◆ **REQUIREMENT**: Return the listing below exactly, with the pictures dropped.

__________

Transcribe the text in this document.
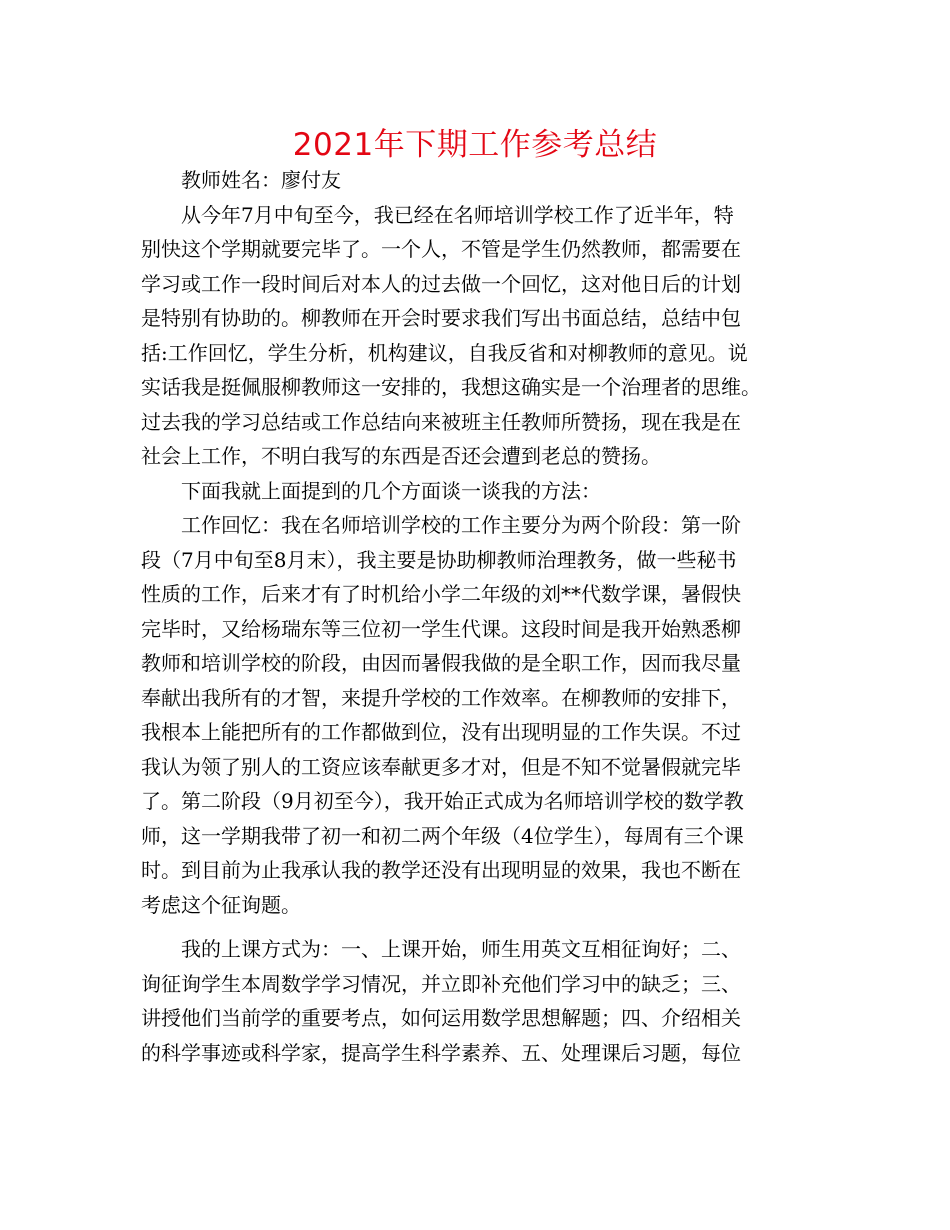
2021年下期工作参考总结
　　教师姓名：廖付友
　　从今年7月中旬至今，我已经在名师培训学校工作了近半年，特
别快这个学期就要完毕了。一个人，不管是学生仍然教师，都需要在
学习或工作一段时间后对本人的过去做一个回忆，这对他日后的计划
是特别有协助的。柳教师在开会时要求我们写出书面总结，总结中包
括:工作回忆，学生分析，机构建议，自我反省和对柳教师的意见。说
实话我是挺佩服柳教师这一安排的，我想这确实是一个治理者的思维。
过去我的学习总结或工作总结向来被班主任教师所赞扬，现在我是在
社会上工作，不明白我写的东西是否还会遭到老总的赞扬。
　　下面我就上面提到的几个方面谈一谈我的方法：
　　工作回忆：我在名师培训学校的工作主要分为两个阶段：第一阶
段（7月中旬至8月末），我主要是协助柳教师治理教务，做一些秘书
性质的工作，后来才有了时机给小学二年级的刘**代数学课，暑假快
完毕时，又给杨瑞东等三位初一学生代课。这段时间是我开始熟悉柳
教师和培训学校的阶段，由因而暑假我做的是全职工作，因而我尽量
奉献出我所有的才智，来提升学校的工作效率。在柳教师的安排下，
我根本上能把所有的工作都做到位，没有出现明显的工作失误。不过
我认为领了别人的工资应该奉献更多才对，但是不知不觉暑假就完毕
了。第二阶段（9月初至今），我开始正式成为名师培训学校的数学教
师，这一学期我带了初一和初二两个年级（4位学生），每周有三个课
时。到目前为止我承认我的教学还没有出现明显的效果，我也不断在
考虑这个征询题。
　　我的上课方式为：一、上课开始，师生用英文互相征询好；二、
询征询学生本周数学学习情况，并立即补充他们学习中的缺乏；三、
讲授他们当前学的重要考点，如何运用数学思想解题；四、介绍相关
的科学事迹或科学家，提高学生科学素养、五、处理课后习题，每位
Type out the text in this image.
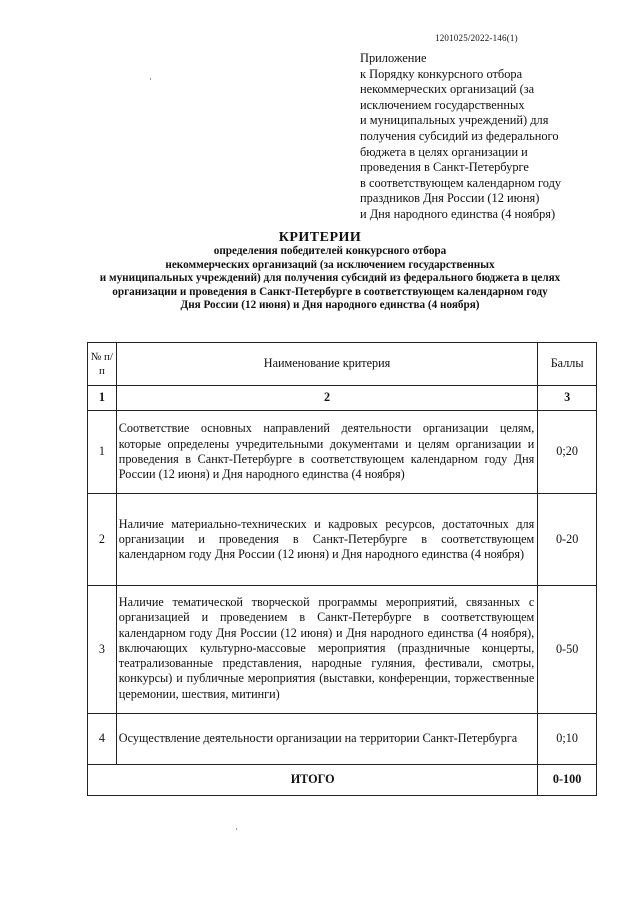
1201025/2022-146(1)
Приложение
к Порядку конкурсного отбора
некоммерческих организаций (за
исключением государственных
и муниципальных учреждений) для
получения субсидий из федерального
бюджета в целях организации и
проведения в Санкт-Петербурге
в соответствующем календарном году
праздников Дня России (12 июня)
и Дня народного единства (4 ноября)
КРИТЕРИИ
определения победителей конкурсного отбора
некоммерческих организаций (за исключением государственных
и муниципальных учреждений) для получения субсидий из федерального бюджета в целях
организации и проведения в Санкт-Петербурге в соответствующем календарном году
Дня России (12 июня) и Дня народного единства (4 ноября)
№ п/п	Наименование критерия	Баллы
1	2	3
1	Соответствие основных направлений деятельности организации целям, которые определены учредительными документами и целям организации и проведения в Санкт-Петербурге в соответствующем календарном году Дня России (12 июня) и Дня народного единства (4 ноября)	0;20
2	Наличие материально-технических и кадровых ресурсов, достаточных для организации и проведения в Санкт-Петербурге в соответствующем календарном году Дня России (12 июня) и Дня народного единства (4 ноября)	0-20
3	Наличие тематической творческой программы мероприятий, связанных с организацией и проведением в Санкт-Петербурге в соответствующем календарном году Дня России (12 июня) и Дня народного единства (4 ноября), включающих культурно-массовые мероприятия (праздничные концерты, театрализованные представления, народные гуляния, фестивали, смотры, конкурсы) и публичные мероприятия (выставки, конференции, торжественные церемонии, шествия, митинги)	0-50
4	Осуществление деятельности организации на территории Санкт-Петербурга	0;10
ИТОГО		0-100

__________

◆ **THE RESULT**:
Transcribe the text in this document.
2021年下期工作参考总结
　　教师姓名：廖付友
　　从今年7月中旬至今，我已经在名师培训学校工作了近半年，特
别快这个学期就要完毕了。一个人，不管是学生仍然教师，都需要在
学习或工作一段时间后对本人的过去做一个回忆，这对他日后的计划
是特别有协助的。柳教师在开会时要求我们写出书面总结，总结中包
括:工作回忆，学生分析，机构建议，自我反省和对柳教师的意见。说
实话我是挺佩服柳教师这一安排的，我想这确实是一个治理者的思维。
过去我的学习总结或工作总结向来被班主任教师所赞扬，现在我是在
社会上工作，不明白我写的东西是否还会遭到老总的赞扬。
　　下面我就上面提到的几个方面谈一谈我的方法：
　　工作回忆：我在名师培训学校的工作主要分为两个阶段：第一阶
段（7月中旬至8月末），我主要是协助柳教师治理教务，做一些秘书
性质的工作，后来才有了时机给小学二年级的刘**代数学课，暑假快
完毕时，又给杨瑞东等三位初一学生代课。这段时间是我开始熟悉柳
教师和培训学校的阶段，由因而暑假我做的是全职工作，因而我尽量
奉献出我所有的才智，来提升学校的工作效率。在柳教师的安排下，
我根本上能把所有的工作都做到位，没有出现明显的工作失误。不过
我认为领了别人的工资应该奉献更多才对，但是不知不觉暑假就完毕
了。第二阶段（9月初至今），我开始正式成为名师培训学校的数学教
师，这一学期我带了初一和初二两个年级（4位学生），每周有三个课
时。到目前为止我承认我的教学还没有出现明显的效果，我也不断在
考虑这个征询题。
　　我的上课方式为：一、上课开始，师生用英文互相征询好；二、
询征询学生本周数学学习情况，并立即补充他们学习中的缺乏；三、
讲授他们当前学的重要考点，如何运用数学思想解题；四、介绍相关
的科学事迹或科学家，提高学生科学素养、五、处理课后习题，每位
Type out the text in this image.
1201025/2022-146(1)
Приложение
к Порядку конкурсного отбора
некоммерческих организаций (за
исключением государственных
и муниципальных учреждений) для
получения субсидий из федерального
бюджета в целях организации и
проведения в Санкт-Петербурге
в соответствующем календарном году
праздников Дня России (12 июня)
и Дня народного единства (4 ноября)
КРИТЕРИИ
определения победителей конкурсного отбора
некоммерческих организаций (за исключением государственных
и муниципальных учреждений) для получения субсидий из федерального бюджета в целях
организации и проведения в Санкт-Петербурге в соответствующем календарном году
Дня России (12 июня) и Дня народного единства (4 ноября)
№ п/п	Наименование критерия	Баллы
1	2	3
1	Соответствие основных направлений деятельности организации целям, которые определены учредительными документами и целям организации и проведения в Санкт-Петербурге в соответствующем календарном году Дня России (12 июня) и Дня народного единства (4 ноября)	0;20
2	Наличие материально-технических и кадровых ресурсов, достаточных для организации и проведения в Санкт-Петербурге в соответствующем календарном году Дня России (12 июня) и Дня народного единства (4 ноября)	0-20
3	Наличие тематической творческой программы мероприятий, связанных с организацией и проведением в Санкт-Петербурге в соответствующем календарном году Дня России (12 июня) и Дня народного единства (4 ноября), включающих культурно-массовые мероприятия (праздничные концерты, театрализованные представления, народные гуляния, фестивали, смотры, конкурсы) и публичные мероприятия (выставки, конференции, торжественные церемонии, шествия, митинги)	0-50
4	Осуществление деятельности организации на территории Санкт-Петербурга	0;10
ИТОГО		0-100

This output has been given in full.